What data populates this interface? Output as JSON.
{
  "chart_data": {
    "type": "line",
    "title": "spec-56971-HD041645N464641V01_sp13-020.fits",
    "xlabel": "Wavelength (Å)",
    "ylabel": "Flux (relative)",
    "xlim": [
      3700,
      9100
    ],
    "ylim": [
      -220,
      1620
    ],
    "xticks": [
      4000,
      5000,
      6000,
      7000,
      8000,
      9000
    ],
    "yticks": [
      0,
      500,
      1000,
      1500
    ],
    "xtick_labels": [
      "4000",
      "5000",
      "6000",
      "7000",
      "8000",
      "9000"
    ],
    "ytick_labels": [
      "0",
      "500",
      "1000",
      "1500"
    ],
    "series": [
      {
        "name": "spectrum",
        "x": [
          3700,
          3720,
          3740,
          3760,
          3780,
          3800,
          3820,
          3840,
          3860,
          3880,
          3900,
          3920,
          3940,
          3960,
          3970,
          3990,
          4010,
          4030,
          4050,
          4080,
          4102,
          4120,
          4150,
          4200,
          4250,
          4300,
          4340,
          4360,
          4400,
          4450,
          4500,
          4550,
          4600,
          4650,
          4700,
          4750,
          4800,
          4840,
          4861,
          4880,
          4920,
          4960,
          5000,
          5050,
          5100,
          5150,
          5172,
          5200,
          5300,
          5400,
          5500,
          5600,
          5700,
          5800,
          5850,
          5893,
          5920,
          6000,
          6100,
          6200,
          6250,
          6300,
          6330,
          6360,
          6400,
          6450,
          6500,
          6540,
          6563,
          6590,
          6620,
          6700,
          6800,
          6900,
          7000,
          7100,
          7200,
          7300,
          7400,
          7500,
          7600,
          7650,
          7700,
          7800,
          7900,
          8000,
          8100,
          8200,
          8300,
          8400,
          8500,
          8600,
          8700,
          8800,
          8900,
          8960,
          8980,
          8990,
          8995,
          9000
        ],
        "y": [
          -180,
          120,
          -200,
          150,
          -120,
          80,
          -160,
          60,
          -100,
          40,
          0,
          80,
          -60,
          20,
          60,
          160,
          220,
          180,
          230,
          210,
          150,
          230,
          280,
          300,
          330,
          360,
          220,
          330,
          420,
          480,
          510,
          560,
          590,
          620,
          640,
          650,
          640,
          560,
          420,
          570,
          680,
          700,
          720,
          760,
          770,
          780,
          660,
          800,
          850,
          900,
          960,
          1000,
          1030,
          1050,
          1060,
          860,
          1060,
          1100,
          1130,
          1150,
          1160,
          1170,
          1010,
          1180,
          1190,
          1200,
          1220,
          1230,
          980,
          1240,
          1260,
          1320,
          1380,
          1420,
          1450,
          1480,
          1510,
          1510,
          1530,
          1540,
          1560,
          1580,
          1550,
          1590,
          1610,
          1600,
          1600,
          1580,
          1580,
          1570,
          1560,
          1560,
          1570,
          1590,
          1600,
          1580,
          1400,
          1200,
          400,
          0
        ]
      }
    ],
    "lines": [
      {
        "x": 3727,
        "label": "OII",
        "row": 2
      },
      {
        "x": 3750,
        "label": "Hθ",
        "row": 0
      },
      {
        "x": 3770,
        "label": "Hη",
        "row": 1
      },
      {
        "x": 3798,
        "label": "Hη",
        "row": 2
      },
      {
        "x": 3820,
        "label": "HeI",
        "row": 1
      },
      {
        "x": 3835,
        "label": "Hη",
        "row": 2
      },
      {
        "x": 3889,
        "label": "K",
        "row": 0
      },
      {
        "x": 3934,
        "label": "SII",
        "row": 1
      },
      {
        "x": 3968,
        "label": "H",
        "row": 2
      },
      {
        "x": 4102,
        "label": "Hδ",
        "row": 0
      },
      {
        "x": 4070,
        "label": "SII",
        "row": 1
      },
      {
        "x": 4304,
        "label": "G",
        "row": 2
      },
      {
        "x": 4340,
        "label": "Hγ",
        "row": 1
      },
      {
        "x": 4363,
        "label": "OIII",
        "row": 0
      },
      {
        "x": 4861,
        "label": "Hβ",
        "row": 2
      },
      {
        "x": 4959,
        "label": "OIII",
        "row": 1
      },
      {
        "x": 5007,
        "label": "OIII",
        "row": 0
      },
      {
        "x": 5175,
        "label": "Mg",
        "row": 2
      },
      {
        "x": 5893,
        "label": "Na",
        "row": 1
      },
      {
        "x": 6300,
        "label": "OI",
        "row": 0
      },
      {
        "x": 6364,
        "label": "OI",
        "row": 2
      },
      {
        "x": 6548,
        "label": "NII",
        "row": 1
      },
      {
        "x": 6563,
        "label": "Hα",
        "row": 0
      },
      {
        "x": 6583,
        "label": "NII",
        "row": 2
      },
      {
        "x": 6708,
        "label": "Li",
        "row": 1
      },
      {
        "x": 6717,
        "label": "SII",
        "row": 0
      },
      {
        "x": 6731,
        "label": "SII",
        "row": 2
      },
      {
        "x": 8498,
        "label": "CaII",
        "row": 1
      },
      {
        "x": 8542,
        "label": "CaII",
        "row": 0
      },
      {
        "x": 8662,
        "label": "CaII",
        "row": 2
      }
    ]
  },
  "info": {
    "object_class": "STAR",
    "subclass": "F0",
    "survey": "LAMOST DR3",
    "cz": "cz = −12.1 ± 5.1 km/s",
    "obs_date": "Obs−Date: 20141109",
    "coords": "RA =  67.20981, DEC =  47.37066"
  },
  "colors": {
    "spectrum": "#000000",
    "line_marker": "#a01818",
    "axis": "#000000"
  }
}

▶ [WHAT THE TASK REQUIRES] Retype the listing. Match it exactly.

▶ [WRITTEN SOLUTION]
What data populates this interface? Output as JSON.
{
  "chart_data": {
    "type": "line",
    "title": "spec-56971-HD041645N464641V01_sp13-020.fits",
    "xlabel": "Wavelength (Å)",
    "ylabel": "Flux (relative)",
    "xlim": [
      3700,
      9100
    ],
    "ylim": [
      -220,
      1620
    ],
    "xticks": [
      4000,
      5000,
      6000,
      7000,
      8000,
      9000
    ],
    "yticks": [
      0,
      500,
      1000,
      1500
    ],
    "xtick_labels": [
      "4000",
      "5000",
      "6000",
      "7000",
      "8000",
      "9000"
    ],
    "ytick_labels": [
      "0",
      "500",
      "1000",
      "1500"
    ],
    "series": [
      {
        "name": "spectrum",
        "x": [
          3700,
          3720,
          3740,
          3760,
          3780,
          3800,
          3820,
          3840,
          3860,
          3880,
          3900,
          3920,
          3940,
          3960,
          3970,
          3990,
          4010,
          4030,
          4050,
          4080,
          4102,
          4120,
          4150,
          4200,
          4250,
          4300,
          4340,
          4360,
          4400,
          4450,
          4500,
          4550,
          4600,
          4650,
          4700,
          4750,
          4800,
          4840,
          4861,
          4880,
          4920,
          4960,
          5000,
          5050,
          5100,
          5150,
          5172,
          5200,
          5300,
          5400,
          5500,
          5600,
          5700,
          5800,
          5850,
          5893,
          5920,
          6000,
          6100,
          6200,
          6250,
          6300,
          6330,
          6360,
          6400,
          6450,
          6500,
          6540,
          6563,
          6590,
          6620,
          6700,
          6800,
          6900,
          7000,
          7100,
          7200,
          7300,
          7400,
          7500,
          7600,
          7650,
          7700,
          7800,
          7900,
          8000,
          8100,
          8200,
          8300,
          8400,
          8500,
          8600,
          8700,
          8800,
          8900,
          8960,
          8980,
          8990,
          8995,
          9000
        ],
        "y": [
          -180,
          120,
          -200,
          150,
          -120,
          80,
          -160,
          60,
          -100,
          40,
          0,
          80,
          -60,
          20,
          60,
          160,
          220,
          180,
          230,
          210,
          150,
          230,
          280,
          300,
          330,
          360,
          220,
          330,
          420,
          480,
          510,
          560,
          590,
          620,
          640,
          650,
          640,
          560,
          420,
          570,
          680,
          700,
          720,
          760,
          770,
          780,
          660,
          800,
          850,
          900,
          960,
          1000,
          1030,
          1050,
          1060,
          860,
          1060,
          1100,
          1130,
          1150,
          1160,
          1170,
          1010,
          1180,
          1190,
          1200,
          1220,
          1230,
          980,
          1240,
          1260,
          1320,
          1380,
          1420,
          1450,
          1480,
          1510,
          1510,
          1530,
          1540,
          1560,
          1580,
          1550,
          1590,
          1610,
          1600,
          1600,
          1580,
          1580,
          1570,
          1560,
          1560,
          1570,
          1590,
          1600,
          1580,
          1400,
          1200,
          400,
          0
        ]
      }
    ],
    "lines": [
      {
        "x": 3727,
        "label": "OII",
        "row": 2
      },
      {
        "x": 3750,
        "label": "Hθ",
        "row": 0
      },
      {
        "x": 3770,
        "label": "Hη",
        "row": 1
      },
      {
        "x": 3798,
        "label": "Hη",
        "row": 2
      },
      {
        "x": 3820,
        "label": "HeI",
        "row": 1
      },
      {
        "x": 3835,
        "label": "Hη",
        "row": 2
      },
      {
        "x": 3889,
        "label": "K",
        "row": 0
      },
      {
        "x": 3934,
        "label": "SII",
        "row": 1
      },
      {
        "x": 3968,
        "label": "H",
        "row": 2
      },
      {
        "x": 4102,
        "label": "Hδ",
        "row": 0
      },
      {
        "x": 4070,
        "label": "SII",
        "row": 1
      },
      {
        "x": 4304,
        "label": "G",
        "row": 2
      },
      {
        "x": 4340,
        "label": "Hγ",
        "row": 1
      },
      {
        "x": 4363,
        "label": "OIII",
        "row": 0
      },
      {
        "x": 4861,
        "label": "Hβ",
        "row": 2
      },
      {
        "x": 4959,
        "label": "OIII",
        "row": 1
      },
      {
        "x": 5007,
        "label": "OIII",
        "row": 0
      },
      {
        "x": 5175,
        "label": "Mg",
        "row": 2
      },
      {
        "x": 5893,
        "label": "Na",
        "row": 1
      },
      {
        "x": 6300,
        "label": "OI",
        "row": 0
      },
      {
        "x": 6364,
        "label": "OI",
        "row": 2
      },
      {
        "x": 6548,
        "label": "NII",
        "row": 1
      },
      {
        "x": 6563,
        "label": "Hα",
        "row": 0
      },
      {
        "x": 6583,
        "label": "NII",
        "row": 2
      },
      {
        "x": 6708,
        "label": "Li",
        "row": 1
      },
      {
        "x": 6717,
        "label": "SII",
        "row": 0
      },
      {
        "x": 6731,
        "label": "SII",
        "row": 2
      },
      {
        "x": 8498,
        "label": "CaII",
        "row": 1
      },
      {
        "x": 8542,
        "label": "CaII",
        "row": 0
      },
      {
        "x": 8662,
        "label": "CaII",
        "row": 2
      }
    ]
  },
  "info": {
    "object_class": "STAR",
    "subclass": "F0",
    "survey": "LAMOST DR3",
    "cz": "cz = −12.1 ± 5.1 km/s",
    "obs_date": "Obs−Date: 20141109",
    "coords": "RA =  67.20981, DEC =  47.37066"
  },
  "colors": {
    "spectrum": "#000000",
    "line_marker": "#a01818",
    "axis": "#000000"
  }
}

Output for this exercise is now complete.